** The problem **
Can you pull out each line of the data below that includes the word "Saturday"?

** Data records **
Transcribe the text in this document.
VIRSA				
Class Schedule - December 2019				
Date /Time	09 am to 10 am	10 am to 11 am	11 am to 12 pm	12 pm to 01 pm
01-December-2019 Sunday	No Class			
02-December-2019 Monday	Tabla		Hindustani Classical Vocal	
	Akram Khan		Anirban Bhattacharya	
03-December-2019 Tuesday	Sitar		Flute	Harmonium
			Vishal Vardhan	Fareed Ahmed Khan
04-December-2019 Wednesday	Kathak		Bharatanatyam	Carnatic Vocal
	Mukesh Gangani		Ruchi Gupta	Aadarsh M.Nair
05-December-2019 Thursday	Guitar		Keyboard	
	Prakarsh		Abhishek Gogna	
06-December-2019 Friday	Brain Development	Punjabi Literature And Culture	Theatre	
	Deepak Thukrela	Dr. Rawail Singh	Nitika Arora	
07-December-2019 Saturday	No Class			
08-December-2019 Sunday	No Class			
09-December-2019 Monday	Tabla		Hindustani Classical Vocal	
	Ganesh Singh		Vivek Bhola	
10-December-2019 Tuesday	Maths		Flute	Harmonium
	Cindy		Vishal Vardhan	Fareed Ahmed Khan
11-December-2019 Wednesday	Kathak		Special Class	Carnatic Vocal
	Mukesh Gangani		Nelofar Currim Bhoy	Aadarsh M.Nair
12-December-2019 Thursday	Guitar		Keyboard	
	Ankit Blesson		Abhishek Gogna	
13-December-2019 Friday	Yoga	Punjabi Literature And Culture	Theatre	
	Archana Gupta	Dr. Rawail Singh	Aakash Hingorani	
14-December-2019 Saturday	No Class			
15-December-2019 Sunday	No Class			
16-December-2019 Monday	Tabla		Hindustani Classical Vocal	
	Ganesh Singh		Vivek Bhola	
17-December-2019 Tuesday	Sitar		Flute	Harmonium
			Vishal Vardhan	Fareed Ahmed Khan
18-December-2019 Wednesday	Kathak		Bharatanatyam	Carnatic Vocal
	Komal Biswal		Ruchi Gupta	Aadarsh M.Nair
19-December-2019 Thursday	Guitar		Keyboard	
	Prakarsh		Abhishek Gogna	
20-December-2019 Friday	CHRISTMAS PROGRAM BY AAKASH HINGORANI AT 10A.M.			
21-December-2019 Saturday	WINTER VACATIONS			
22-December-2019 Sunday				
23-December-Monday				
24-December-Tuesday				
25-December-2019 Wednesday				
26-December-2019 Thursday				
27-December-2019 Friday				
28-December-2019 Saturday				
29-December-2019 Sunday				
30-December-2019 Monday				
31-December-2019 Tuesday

** Answer for the task **
07-December-2019 Saturday	No Class			
14-December-2019 Saturday	No Class			
21-December-2019 Saturday	WINTER VACATIONS			
28-December-2019 Saturday				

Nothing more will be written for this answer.